• AIM
In the excerpt below about discovering wine, what did the presenter from Bordeaux bring to share during the lamb lunch?

• EXCERPT TO READ
──────────────────────────────

Bloody Nora That's Good: Oz & James Big Wine Adventure: California

James May & Oz Clarke
Growing up lower middle class in small town Ontario, I never had any exposure to fine wines, or for that matter, wine at all (except for the occasional bottle of Mateus or Baby Duck my parents would buy). Beer and whisky were the preferred beverages around my home for the adults in my life. How it came about that I now make my living writing and talking about wine would have made my 14- or 15-year-old self laugh his arse off. But that's what I do. In 1990, I was working in a wine and spirits retail store. The manager, for some reason, asked if I wanted to set up a fine wine corner in the store. I knew nothing about the beverage, so why he asked me I have no idea. But, since I was bored doing little more than stocking shelves with Bacardi Rum and working cash, I said sure.

Several months later, I was invited to an event to herald the launch of a new red Bordeaux wine called 1725 from the French company Barton & Guestier (B&G). Most Bordeaux red wines are made by blending together Cabernet Sauvignon, Cabernet Franc and Merlot (and occasionally other grapes). The tasting allowed us to try not just the finished wine, but also the three grapes on their own to see what the components tasted like outside of the blend. Despite knowing nothing about wine, it was still intriguing to try Cabernet Sauvignon on its own, and then taste it combined with the other two grapes. I thought 1725 was pretty good.

Our presenter that afternoon was from Bordeaux, and as a treat for us during our lamb lunch, he brought with him six magnum bottles of Château Léoville-Barton 1964. Up to that moment, I'd never tried a mature wine. Everything I tasted had been made and bottled a year or two before the day I tried it, maximum. Now to try a wine 26 years old at that time was a major treat. He spoke briefly over lunch and then the wine was poured. We all got no more than maybe an ounce or two each. I brought the wine up to my nose, smelled it, sipped it and swallowed it. And, as with Saul on the road to Damascus, the scales fell off my eyes. To this day, I've never forgotten what I thought: “Oh my God. Now I know what all the fuss is about.” It was a revelation to taste something that, well, sublime, complex and just so, so delicious. At the time, I did not have the knowledge, or language, to fully articulate what I was experiencing. It was a turning point in my life leading me into a career I still work at to this day.

──────────────────────────────

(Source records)
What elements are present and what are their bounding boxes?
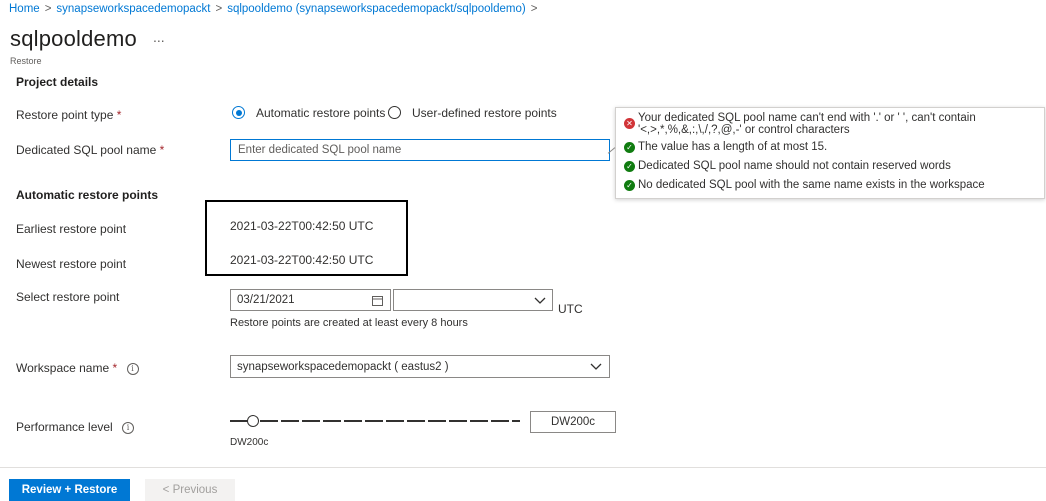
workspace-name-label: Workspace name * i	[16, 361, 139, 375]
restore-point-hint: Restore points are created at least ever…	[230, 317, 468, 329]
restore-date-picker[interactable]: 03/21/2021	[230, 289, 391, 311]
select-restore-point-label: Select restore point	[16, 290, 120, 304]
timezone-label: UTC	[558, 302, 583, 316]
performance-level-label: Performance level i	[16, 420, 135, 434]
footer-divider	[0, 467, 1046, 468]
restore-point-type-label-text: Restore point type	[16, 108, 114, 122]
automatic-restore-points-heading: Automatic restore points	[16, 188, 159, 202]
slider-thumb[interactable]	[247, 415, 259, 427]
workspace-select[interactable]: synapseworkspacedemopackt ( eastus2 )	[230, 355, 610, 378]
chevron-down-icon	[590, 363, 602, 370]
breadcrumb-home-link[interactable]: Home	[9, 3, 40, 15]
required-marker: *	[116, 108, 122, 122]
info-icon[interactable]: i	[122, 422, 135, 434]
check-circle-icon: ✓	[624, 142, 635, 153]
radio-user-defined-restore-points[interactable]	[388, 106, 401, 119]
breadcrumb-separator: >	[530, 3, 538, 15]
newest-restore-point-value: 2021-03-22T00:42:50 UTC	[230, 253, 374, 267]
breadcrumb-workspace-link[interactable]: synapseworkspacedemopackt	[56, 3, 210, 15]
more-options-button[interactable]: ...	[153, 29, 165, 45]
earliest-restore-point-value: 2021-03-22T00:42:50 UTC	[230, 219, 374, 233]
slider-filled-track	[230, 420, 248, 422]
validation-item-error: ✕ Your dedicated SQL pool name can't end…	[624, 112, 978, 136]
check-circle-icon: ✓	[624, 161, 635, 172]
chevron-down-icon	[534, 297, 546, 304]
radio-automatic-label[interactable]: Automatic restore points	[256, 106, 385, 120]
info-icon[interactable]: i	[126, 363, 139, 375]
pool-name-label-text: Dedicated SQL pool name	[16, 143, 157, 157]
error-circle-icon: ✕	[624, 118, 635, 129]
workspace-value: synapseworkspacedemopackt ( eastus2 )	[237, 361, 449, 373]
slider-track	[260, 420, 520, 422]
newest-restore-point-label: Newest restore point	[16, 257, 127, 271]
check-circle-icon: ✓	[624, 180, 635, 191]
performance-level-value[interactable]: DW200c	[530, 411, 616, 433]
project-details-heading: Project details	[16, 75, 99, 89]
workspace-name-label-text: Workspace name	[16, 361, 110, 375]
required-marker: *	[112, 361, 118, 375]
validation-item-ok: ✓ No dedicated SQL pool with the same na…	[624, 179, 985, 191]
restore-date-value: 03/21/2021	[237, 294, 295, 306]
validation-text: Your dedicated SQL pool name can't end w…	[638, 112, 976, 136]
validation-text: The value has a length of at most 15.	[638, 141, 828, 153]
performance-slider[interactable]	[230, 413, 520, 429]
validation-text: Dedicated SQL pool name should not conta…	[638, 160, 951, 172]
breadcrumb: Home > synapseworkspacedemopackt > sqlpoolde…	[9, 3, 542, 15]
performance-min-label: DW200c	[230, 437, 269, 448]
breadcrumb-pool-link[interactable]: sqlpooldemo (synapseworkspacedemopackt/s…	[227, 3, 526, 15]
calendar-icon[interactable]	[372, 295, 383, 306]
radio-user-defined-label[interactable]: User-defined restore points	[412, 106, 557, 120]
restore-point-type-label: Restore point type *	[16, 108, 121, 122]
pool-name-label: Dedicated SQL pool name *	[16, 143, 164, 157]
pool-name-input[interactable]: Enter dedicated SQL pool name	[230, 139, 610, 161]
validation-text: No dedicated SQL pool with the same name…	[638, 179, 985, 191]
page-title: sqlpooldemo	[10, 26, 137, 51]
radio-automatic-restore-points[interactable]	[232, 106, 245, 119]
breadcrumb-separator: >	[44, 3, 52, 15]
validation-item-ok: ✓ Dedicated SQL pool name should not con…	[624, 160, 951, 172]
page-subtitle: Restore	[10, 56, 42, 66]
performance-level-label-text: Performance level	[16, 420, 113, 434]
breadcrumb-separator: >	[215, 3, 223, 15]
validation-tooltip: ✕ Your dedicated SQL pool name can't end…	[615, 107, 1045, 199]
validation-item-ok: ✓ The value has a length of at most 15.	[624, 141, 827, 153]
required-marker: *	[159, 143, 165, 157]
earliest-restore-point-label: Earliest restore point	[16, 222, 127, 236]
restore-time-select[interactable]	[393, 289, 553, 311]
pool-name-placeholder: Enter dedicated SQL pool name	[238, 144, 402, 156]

──────────────────────────────

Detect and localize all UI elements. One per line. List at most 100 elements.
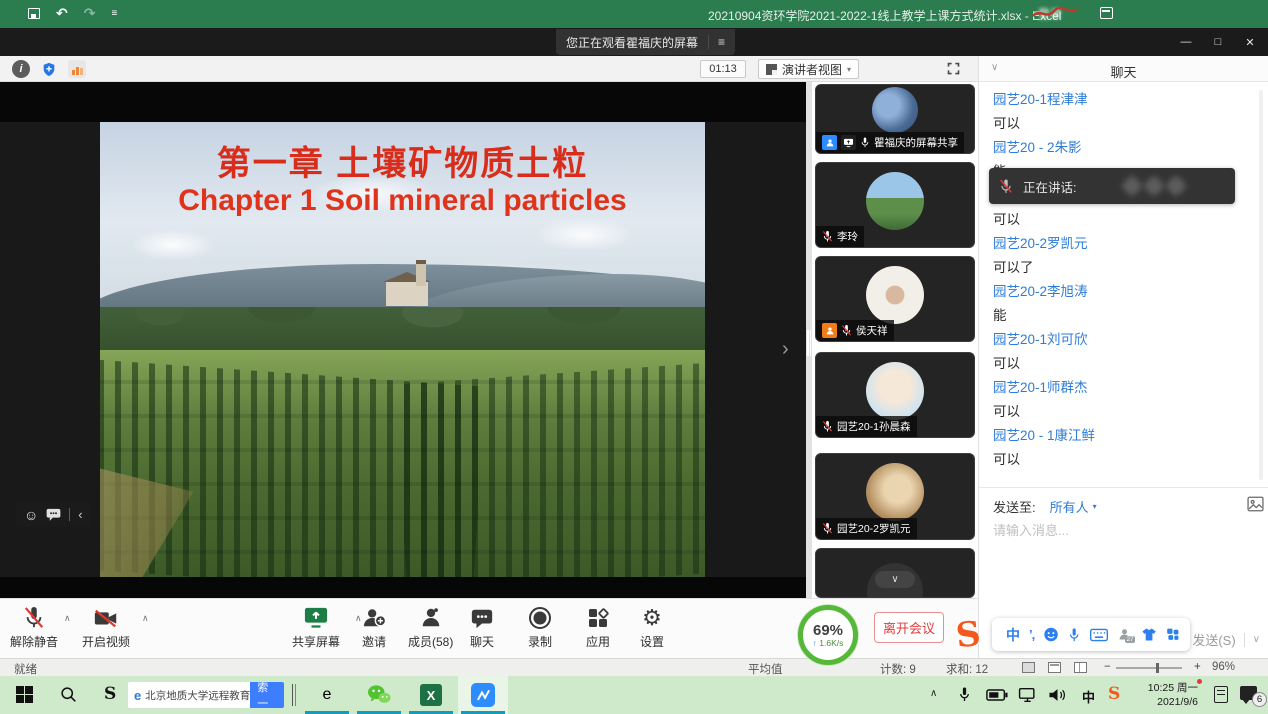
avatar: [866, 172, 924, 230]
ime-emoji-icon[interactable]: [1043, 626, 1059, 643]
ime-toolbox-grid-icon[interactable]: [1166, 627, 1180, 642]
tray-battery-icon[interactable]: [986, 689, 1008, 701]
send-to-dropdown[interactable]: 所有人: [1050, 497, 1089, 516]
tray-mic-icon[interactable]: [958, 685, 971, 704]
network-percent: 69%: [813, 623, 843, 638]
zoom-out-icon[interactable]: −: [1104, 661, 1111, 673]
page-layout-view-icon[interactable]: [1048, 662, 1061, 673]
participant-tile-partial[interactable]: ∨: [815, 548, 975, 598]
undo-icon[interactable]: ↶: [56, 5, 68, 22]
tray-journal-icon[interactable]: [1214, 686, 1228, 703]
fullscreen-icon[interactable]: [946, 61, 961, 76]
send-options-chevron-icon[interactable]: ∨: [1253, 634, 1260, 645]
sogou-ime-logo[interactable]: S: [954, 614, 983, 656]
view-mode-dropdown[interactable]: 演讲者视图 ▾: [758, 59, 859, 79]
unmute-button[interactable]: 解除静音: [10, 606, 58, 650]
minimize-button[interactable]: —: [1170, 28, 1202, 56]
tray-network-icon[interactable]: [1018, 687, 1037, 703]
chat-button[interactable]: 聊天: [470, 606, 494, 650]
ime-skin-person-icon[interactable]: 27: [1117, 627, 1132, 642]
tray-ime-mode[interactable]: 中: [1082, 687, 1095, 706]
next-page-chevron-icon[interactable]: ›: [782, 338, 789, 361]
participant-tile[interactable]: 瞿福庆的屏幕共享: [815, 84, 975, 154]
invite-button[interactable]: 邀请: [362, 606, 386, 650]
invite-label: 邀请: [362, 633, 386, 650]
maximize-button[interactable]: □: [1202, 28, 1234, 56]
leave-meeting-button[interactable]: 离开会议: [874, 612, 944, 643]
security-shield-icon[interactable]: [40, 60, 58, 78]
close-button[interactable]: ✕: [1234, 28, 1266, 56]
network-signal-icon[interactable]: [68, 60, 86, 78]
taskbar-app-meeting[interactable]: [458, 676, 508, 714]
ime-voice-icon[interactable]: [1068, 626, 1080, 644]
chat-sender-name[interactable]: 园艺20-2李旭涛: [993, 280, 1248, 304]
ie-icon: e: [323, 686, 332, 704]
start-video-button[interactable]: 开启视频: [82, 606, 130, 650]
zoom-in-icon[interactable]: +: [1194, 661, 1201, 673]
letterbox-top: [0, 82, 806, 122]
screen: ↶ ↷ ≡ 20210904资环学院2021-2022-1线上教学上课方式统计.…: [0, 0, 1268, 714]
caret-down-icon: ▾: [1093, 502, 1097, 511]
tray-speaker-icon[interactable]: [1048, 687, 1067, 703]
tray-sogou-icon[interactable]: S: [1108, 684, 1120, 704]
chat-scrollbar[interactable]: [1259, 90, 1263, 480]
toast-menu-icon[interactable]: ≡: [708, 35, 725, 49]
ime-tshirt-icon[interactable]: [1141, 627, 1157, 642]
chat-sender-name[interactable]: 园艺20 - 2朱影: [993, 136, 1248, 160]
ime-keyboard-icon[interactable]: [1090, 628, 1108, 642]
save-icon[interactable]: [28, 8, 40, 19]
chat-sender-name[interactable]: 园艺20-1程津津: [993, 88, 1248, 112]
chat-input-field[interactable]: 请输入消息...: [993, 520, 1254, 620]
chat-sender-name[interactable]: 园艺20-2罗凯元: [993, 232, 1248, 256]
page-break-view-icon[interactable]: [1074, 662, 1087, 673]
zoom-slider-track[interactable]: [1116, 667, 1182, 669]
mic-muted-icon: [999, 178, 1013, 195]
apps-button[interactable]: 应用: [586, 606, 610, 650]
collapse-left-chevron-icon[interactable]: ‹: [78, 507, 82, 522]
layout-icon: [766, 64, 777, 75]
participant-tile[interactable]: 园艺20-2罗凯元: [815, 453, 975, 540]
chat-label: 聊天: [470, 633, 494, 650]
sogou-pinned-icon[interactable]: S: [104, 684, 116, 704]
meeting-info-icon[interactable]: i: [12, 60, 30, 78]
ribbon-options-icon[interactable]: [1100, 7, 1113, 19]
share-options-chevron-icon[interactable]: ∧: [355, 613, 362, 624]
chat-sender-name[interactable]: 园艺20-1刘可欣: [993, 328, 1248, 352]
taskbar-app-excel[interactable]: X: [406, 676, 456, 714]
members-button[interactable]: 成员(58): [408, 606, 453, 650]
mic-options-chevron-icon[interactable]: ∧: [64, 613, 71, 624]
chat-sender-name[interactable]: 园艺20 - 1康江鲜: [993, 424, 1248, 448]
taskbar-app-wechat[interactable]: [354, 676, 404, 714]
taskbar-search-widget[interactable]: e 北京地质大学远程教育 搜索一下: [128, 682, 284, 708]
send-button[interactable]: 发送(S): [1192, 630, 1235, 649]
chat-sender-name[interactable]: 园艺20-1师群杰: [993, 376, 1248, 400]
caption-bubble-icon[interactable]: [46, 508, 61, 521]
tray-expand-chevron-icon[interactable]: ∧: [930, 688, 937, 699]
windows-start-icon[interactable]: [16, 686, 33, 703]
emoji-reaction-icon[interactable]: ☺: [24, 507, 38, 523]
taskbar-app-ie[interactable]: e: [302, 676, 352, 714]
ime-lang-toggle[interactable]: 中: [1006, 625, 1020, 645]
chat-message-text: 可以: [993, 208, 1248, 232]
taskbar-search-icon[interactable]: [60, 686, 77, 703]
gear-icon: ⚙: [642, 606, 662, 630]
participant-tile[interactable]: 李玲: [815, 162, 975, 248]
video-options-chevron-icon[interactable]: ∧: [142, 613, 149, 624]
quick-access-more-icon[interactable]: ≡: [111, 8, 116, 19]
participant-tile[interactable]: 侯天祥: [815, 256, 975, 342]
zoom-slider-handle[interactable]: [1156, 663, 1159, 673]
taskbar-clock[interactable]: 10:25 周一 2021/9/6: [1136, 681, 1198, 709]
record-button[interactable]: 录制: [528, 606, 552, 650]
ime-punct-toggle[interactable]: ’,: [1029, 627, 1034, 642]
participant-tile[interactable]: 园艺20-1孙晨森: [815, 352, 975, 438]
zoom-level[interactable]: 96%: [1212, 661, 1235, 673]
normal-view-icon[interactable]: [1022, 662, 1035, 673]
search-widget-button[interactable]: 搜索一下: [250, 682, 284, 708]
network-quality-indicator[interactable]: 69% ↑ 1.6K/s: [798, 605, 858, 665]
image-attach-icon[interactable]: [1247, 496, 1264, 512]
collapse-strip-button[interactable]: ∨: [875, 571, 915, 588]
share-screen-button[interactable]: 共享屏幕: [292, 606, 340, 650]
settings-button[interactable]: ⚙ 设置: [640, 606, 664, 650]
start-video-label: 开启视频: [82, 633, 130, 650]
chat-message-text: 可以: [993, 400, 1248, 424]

──────────────────────────────

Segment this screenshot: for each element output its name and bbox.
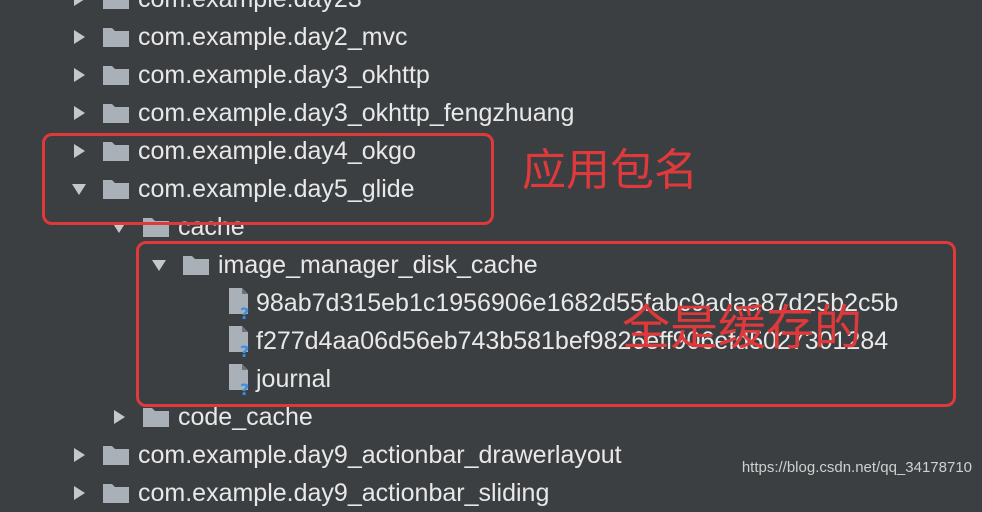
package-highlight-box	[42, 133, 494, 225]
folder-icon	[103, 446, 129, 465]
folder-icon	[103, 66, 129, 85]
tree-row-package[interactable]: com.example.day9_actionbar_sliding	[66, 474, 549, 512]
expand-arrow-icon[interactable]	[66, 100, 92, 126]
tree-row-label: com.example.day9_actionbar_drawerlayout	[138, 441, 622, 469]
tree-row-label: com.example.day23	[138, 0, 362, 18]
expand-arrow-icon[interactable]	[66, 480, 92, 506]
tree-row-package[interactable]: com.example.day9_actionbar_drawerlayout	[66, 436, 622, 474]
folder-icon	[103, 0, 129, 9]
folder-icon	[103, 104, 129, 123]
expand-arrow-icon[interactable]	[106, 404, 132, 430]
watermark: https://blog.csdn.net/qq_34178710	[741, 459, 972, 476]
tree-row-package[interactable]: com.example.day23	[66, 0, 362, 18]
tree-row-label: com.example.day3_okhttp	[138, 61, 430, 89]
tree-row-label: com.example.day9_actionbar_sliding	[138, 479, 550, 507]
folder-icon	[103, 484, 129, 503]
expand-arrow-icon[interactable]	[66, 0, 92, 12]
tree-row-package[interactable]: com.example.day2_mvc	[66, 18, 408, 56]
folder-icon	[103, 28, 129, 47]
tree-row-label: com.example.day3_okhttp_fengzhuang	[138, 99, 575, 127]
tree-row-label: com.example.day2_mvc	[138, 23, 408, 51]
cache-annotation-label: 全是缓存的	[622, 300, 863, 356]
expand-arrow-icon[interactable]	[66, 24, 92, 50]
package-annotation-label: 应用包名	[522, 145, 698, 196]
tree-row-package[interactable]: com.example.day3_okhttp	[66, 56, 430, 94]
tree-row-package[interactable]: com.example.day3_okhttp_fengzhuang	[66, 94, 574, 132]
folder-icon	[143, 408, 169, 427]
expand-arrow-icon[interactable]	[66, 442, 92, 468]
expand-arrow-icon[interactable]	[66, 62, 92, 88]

──────────────────────────────

• RESULT OF THE EXERCISE
Six magnum bottles of Château Léoville-Barton 1964.